> [EXERCISE INSTRUCTIONS]: Can you reproduce the data beneath, keeping every line exact?
[BEGIN RECORDED INFORMATION]
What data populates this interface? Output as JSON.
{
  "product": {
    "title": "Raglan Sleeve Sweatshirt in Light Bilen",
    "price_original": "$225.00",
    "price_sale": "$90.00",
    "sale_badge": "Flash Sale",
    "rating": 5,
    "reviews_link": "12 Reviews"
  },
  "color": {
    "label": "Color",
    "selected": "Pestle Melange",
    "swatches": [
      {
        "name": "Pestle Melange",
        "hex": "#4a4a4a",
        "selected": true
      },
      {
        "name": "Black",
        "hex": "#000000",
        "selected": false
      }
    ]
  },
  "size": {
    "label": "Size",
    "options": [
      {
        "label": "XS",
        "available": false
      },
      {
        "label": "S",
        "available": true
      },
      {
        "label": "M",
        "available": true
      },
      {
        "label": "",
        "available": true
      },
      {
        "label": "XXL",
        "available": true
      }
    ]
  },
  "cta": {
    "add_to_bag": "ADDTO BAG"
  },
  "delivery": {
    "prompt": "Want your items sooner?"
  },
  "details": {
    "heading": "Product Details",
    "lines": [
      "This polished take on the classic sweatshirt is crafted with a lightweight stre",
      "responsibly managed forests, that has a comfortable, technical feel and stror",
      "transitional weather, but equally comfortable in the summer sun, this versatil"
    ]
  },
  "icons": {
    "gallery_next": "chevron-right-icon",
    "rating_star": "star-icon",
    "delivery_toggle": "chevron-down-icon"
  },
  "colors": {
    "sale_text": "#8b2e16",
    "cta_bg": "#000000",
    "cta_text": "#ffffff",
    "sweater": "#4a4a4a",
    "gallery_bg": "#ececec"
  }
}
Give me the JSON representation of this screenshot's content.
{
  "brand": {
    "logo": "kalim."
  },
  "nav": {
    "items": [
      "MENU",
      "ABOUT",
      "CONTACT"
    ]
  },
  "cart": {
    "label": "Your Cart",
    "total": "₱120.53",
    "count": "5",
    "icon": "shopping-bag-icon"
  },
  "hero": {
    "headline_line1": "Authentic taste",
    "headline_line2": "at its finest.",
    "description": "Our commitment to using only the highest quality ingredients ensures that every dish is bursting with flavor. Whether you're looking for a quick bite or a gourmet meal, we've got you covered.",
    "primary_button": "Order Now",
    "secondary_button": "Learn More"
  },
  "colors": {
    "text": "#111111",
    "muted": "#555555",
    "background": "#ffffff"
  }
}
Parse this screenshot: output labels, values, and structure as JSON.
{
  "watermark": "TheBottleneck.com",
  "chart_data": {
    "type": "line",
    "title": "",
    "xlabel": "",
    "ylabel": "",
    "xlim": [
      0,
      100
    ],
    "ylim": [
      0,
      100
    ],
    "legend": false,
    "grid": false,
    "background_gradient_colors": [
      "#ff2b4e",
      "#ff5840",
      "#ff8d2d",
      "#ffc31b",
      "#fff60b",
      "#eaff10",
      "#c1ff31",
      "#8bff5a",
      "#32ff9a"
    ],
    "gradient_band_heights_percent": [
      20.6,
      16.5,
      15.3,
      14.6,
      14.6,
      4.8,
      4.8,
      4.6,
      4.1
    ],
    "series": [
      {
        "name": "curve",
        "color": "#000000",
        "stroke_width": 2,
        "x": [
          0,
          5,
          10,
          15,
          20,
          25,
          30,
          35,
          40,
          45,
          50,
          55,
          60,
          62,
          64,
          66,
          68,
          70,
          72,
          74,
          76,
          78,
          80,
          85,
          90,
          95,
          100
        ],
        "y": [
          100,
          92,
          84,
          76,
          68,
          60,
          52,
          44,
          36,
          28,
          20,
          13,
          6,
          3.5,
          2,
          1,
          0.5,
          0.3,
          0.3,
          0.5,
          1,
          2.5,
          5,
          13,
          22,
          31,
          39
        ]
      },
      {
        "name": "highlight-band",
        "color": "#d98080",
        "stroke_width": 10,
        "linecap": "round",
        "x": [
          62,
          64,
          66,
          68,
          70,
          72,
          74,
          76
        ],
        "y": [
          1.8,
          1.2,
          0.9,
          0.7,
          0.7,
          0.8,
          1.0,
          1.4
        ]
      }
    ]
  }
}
[END RECORDED INFORMATION]
> [EXPECTED OUTPUT]:
What data populates this interface? Output as JSON.
{
  "product": {
    "title": "Raglan Sleeve Sweatshirt in Light Bilen",
    "price_original": "$225.00",
    "price_sale": "$90.00",
    "sale_badge": "Flash Sale",
    "rating": 5,
    "reviews_link": "12 Reviews"
  },
  "color": {
    "label": "Color",
    "selected": "Pestle Melange",
    "swatches": [
      {
        "name": "Pestle Melange",
        "hex": "#4a4a4a",
        "selected": true
      },
      {
        "name": "Black",
        "hex": "#000000",
        "selected": false
      }
    ]
  },
  "size": {
    "label": "Size",
    "options": [
      {
        "label": "XS",
        "available": false
      },
      {
        "label": "S",
        "available": true
      },
      {
        "label": "M",
        "available": true
      },
      {
        "label": "",
        "available": true
      },
      {
        "label": "XXL",
        "available": true
      }
    ]
  },
  "cta": {
    "add_to_bag": "ADDTO BAG"
  },
  "delivery": {
    "prompt": "Want your items sooner?"
  },
  "details": {
    "heading": "Product Details",
    "lines": [
      "This polished take on the classic sweatshirt is crafted with a lightweight stre",
      "responsibly managed forests, that has a comfortable, technical feel and stror",
      "transitional weather, but equally comfortable in the summer sun, this versatil"
    ]
  },
  "icons": {
    "gallery_next": "chevron-right-icon",
    "rating_star": "star-icon",
    "delivery_toggle": "chevron-down-icon"
  },
  "colors": {
    "sale_text": "#8b2e16",
    "cta_bg": "#000000",
    "cta_text": "#ffffff",
    "sweater": "#4a4a4a",
    "gallery_bg": "#ececec"
  }
}
Give me the JSON representation of this screenshot's content.
{
  "brand": {
    "logo": "kalim."
  },
  "nav": {
    "items": [
      "MENU",
      "ABOUT",
      "CONTACT"
    ]
  },
  "cart": {
    "label": "Your Cart",
    "total": "₱120.53",
    "count": "5",
    "icon": "shopping-bag-icon"
  },
  "hero": {
    "headline_line1": "Authentic taste",
    "headline_line2": "at its finest.",
    "description": "Our commitment to using only the highest quality ingredients ensures that every dish is bursting with flavor. Whether you're looking for a quick bite or a gourmet meal, we've got you covered.",
    "primary_button": "Order Now",
    "secondary_button": "Learn More"
  },
  "colors": {
    "text": "#111111",
    "muted": "#555555",
    "background": "#ffffff"
  }
}
Parse this screenshot: output labels, values, and structure as JSON.
{
  "watermark": "TheBottleneck.com",
  "chart_data": {
    "type": "line",
    "title": "",
    "xlabel": "",
    "ylabel": "",
    "xlim": [
      0,
      100
    ],
    "ylim": [
      0,
      100
    ],
    "legend": false,
    "grid": false,
    "background_gradient_colors": [
      "#ff2b4e",
      "#ff5840",
      "#ff8d2d",
      "#ffc31b",
      "#fff60b",
      "#eaff10",
      "#c1ff31",
      "#8bff5a",
      "#32ff9a"
    ],
    "gradient_band_heights_percent": [
      20.6,
      16.5,
      15.3,
      14.6,
      14.6,
      4.8,
      4.8,
      4.6,
      4.1
    ],
    "series": [
      {
        "name": "curve",
        "color": "#000000",
        "stroke_width": 2,
        "x": [
          0,
          5,
          10,
          15,
          20,
          25,
          30,
          35,
          40,
          45,
          50,
          55,
          60,
          62,
          64,
          66,
          68,
          70,
          72,
          74,
          76,
          78,
          80,
          85,
          90,
          95,
          100
        ],
        "y": [
          100,
          92,
          84,
          76,
          68,
          60,
          52,
          44,
          36,
          28,
          20,
          13,
          6,
          3.5,
          2,
          1,
          0.5,
          0.3,
          0.3,
          0.5,
          1,
          2.5,
          5,
          13,
          22,
          31,
          39
        ]
      },
      {
        "name": "highlight-band",
        "color": "#d98080",
        "stroke_width": 10,
        "linecap": "round",
        "x": [
          62,
          64,
          66,
          68,
          70,
          72,
          74,
          76
        ],
        "y": [
          1.8,
          1.2,
          0.9,
          0.7,
          0.7,
          0.8,
          1.0,
          1.4
        ]
      }
    ]
  }
}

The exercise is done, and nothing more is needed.